▶ [Selection]
──────

Here, we look at the difference in the distributions across languages, with three measures: mean, variance and coherence.
Note that the exact numbers are dependent on the tSNE dimensions (should probably average across models?).
Read in doctag indices, docvecs, and metadata
doctag_indices <- read_feather("../all_data/doctag_indices.feather")
docvecs <- read_feather("../all_data/docvecs.feather") %>%
as.data.frame() %>%
mutate(offset = 0:(n()-1)) %>%
select(offset, everything())
#write_tsv(docvecs, "../all_data/docvecs.txt")
metadata <- read_csv("../all_data/merged_metadata.csv")
metadata_clean <- metadata %>%
mutate_if(is.character, as.factor) %>%
mutate(essay_id = as.character(essay_id))
Language summaries
kable(count(metadata_clean, L1_code), caption = "L1 distribution")
L1_code | n |
---|---|
ARA | 1100 |
CHI | 1100 |
FRE | 1100 |
GER | 1100 |
HIN | 1100 |
ITA | 1100 |
JPN | 1100 |
KOR | 1100 |
SPA | 1100 |
TEL | 1100 |
TUR | 1100 |
Merge all data sources together
d <- doctag_indices %>%
left_join(metadata_clean) %>%
left_join(docvecs) %>%
nest(-1:-10, .key = "doc_vector") %>%
select(-doc_count, -offset, -test_center_country_code) %>%
mutate(prompt_id = fct_recode(prompt_id,
broad.academics = "VC079857",
young.enjoy = "VC139555",
young.help = "VC182427",
advertisements = "VC199494",
fewer.cars = "VC199744",
tour.travel = "VC212639",
students.facts = "VC247638",
success.risks = "VC251653"))

──────

▶ [Problem a]
Duplicate the language-distribution analysis text from "Here, we look" up to and including "average across models?).".

▶ [Records provided]

──────

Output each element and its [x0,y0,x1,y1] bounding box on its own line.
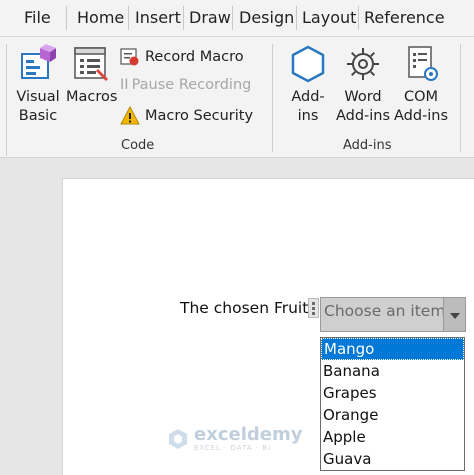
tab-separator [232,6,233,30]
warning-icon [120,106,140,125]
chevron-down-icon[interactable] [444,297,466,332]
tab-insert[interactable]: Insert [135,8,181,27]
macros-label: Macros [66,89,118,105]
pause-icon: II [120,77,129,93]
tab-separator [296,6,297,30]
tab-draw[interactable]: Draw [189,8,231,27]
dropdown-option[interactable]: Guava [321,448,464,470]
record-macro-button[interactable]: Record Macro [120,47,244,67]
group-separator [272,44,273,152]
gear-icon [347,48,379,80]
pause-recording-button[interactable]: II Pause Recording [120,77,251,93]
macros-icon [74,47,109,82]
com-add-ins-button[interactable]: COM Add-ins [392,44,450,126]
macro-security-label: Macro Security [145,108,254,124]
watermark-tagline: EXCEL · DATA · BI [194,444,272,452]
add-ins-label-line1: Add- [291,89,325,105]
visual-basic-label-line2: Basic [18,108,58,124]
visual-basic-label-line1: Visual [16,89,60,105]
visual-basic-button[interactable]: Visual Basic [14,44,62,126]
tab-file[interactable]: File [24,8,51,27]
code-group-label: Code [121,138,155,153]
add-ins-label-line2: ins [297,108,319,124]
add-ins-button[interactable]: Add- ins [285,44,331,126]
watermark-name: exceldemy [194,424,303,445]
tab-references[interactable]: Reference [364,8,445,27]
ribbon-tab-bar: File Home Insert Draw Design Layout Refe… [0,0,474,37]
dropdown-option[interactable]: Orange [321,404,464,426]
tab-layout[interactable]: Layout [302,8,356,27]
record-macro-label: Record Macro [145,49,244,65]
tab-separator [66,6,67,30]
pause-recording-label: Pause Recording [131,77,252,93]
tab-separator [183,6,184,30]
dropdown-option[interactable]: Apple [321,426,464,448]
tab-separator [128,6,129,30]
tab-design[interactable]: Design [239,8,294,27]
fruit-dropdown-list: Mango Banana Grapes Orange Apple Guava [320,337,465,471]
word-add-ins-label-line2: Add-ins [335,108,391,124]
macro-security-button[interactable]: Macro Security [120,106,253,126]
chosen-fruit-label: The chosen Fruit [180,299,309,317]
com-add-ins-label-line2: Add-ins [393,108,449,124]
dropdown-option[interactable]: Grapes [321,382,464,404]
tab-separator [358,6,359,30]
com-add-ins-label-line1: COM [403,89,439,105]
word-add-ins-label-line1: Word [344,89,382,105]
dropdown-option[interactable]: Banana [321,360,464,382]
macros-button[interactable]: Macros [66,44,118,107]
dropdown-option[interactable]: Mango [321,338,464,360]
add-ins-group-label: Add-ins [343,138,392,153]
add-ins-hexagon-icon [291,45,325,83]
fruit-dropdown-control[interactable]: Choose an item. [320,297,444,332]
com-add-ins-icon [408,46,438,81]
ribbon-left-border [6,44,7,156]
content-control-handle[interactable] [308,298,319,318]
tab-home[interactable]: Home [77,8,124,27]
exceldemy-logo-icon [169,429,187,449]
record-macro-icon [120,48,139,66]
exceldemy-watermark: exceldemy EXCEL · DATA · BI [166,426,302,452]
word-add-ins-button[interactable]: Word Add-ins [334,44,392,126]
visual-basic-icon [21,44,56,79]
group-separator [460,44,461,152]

──────

▶ [Problem b]
In the entries, rename "dropdown-option" to "menu-item" in the lines from the line with "tab-separator [232,6,233,30]" up to and including the line with "tab-separator [183,6,184,30]". Return only those lines, with everything else unchanged.

▶ [Exercise result a]
Here, we look at the difference in the distributions across languages, with three measures: mean, variance and coherence.
Note that the exact numbers are dependent on the tSNE dimensions (should probably average across models?).

▶ [Exercise result b]
tab-separator [232,6,233,30]
warning-icon [120,106,140,125]
chevron-down-icon[interactable] [444,297,466,332]
tab-insert[interactable]: Insert [135,8,181,27]
macros-label: Macros [66,89,118,105]
pause-icon: II [120,77,129,93]
tab-separator [296,6,297,30]
tab-draw[interactable]: Draw [189,8,231,27]
menu-item[interactable]: Guava [321,448,464,470]
record-macro-button[interactable]: Record Macro [120,47,244,67]
group-separator [272,44,273,152]
gear-icon [347,48,379,80]
pause-recording-button[interactable]: II Pause Recording [120,77,251,93]
macros-icon [74,47,109,82]
com-add-ins-button[interactable]: COM Add-ins [392,44,450,126]
macro-security-label: Macro Security [145,108,254,124]
watermark-tagline: EXCEL · DATA · BI [194,444,272,452]
add-ins-label-line1: Add- [291,89,325,105]
visual-basic-label-line2: Basic [18,108,58,124]
visual-basic-label-line1: Visual [16,89,60,105]
visual-basic-button[interactable]: Visual Basic [14,44,62,126]
tab-file[interactable]: File [24,8,51,27]
code-group-label: Code [121,138,155,153]
add-ins-label-line2: ins [297,108,319,124]
add-ins-button[interactable]: Add- ins [285,44,331,126]
watermark-name: exceldemy [194,424,303,445]
tab-references[interactable]: Reference [364,8,445,27]
ribbon-tab-bar: File Home Insert Draw Design Layout Refe… [0,0,474,37]
menu-item[interactable]: Orange [321,404,464,426]
tab-layout[interactable]: Layout [302,8,356,27]
record-macro-label: Record Macro [145,49,244,65]
tab-separator [66,6,67,30]
pause-recording-label: Pause Recording [131,77,252,93]
tab-separator [183,6,184,30]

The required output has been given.